• TASK PROMPT
Copy every line of the records below where the word "marker" occurs.

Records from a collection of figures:
........

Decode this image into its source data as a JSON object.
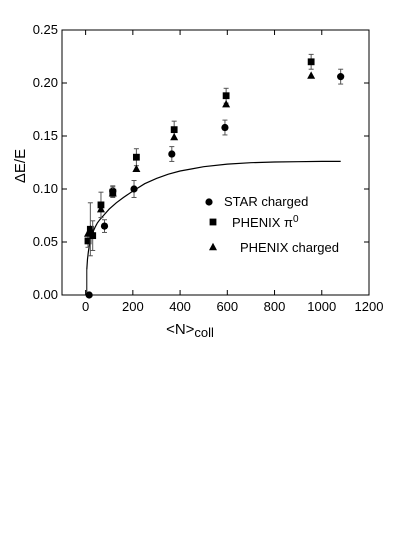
{
  "chart_data": {
    "type": "scatter",
    "xlabel": "<N>",
    "xlabel_sub": "coll",
    "ylabel": "ΔE/E",
    "xlim": [
      -100,
      1200
    ],
    "ylim": [
      0,
      0.25
    ],
    "xticks": [
      0,
      200,
      400,
      600,
      800,
      1000,
      1200
    ],
    "yticks": [
      0.0,
      0.05,
      0.1,
      0.15,
      0.2,
      0.25
    ],
    "xtick_labels": [
      "0",
      "200",
      "400",
      "600",
      "800",
      "1000",
      "1200"
    ],
    "ytick_labels": [
      "0.00",
      "0.05",
      "0.10",
      "0.15",
      "0.20",
      "0.25"
    ],
    "grid": false,
    "legend_position": "right-middle",
    "series": [
      {
        "name": "STAR charged",
        "marker": "circle",
        "x": [
          15,
          80,
          115,
          205,
          365,
          590,
          1080
        ],
        "y": [
          0.0,
          0.065,
          0.098,
          0.1,
          0.133,
          0.158,
          0.206
        ],
        "err": [
          0.0,
          0.006,
          0.005,
          0.008,
          0.007,
          0.007,
          0.007
        ]
      },
      {
        "name": "PHENIX π0",
        "name_base": "PHENIX π",
        "name_sup": "0",
        "marker": "square",
        "x": [
          10,
          20,
          30,
          65,
          115,
          215,
          375,
          595,
          955
        ],
        "y": [
          0.051,
          0.062,
          0.056,
          0.085,
          0.097,
          0.13,
          0.156,
          0.188,
          0.22
        ],
        "err": [
          0.006,
          0.025,
          0.014,
          0.012,
          0.005,
          0.008,
          0.008,
          0.007,
          0.007
        ]
      },
      {
        "name": "PHENIX charged",
        "marker": "triangle",
        "x": [
          10,
          20,
          65,
          115,
          215,
          375,
          595,
          955
        ],
        "y": [
          0.058,
          0.062,
          0.081,
          0.096,
          0.119,
          0.149,
          0.18,
          0.207
        ],
        "err": [
          0,
          0,
          0,
          0,
          0,
          0,
          0,
          0
        ]
      }
    ],
    "curve": {
      "x": [
        5,
        8,
        12,
        16,
        20,
        25,
        30,
        40,
        50,
        60,
        80,
        100,
        130,
        160,
        200,
        250,
        300,
        350,
        400,
        450,
        500,
        600,
        700,
        800,
        900,
        1000,
        1080
      ],
      "y": [
        0.024,
        0.034,
        0.041,
        0.047,
        0.052,
        0.056,
        0.059,
        0.064,
        0.068,
        0.071,
        0.076,
        0.081,
        0.087,
        0.092,
        0.098,
        0.105,
        0.11,
        0.114,
        0.117,
        0.119,
        0.121,
        0.1235,
        0.1248,
        0.1255,
        0.1258,
        0.126,
        0.126
      ]
    }
  }
}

........

• SOLVED PROBLEM
        "marker": "circle",
        "marker": "square",
        "marker": "triangle",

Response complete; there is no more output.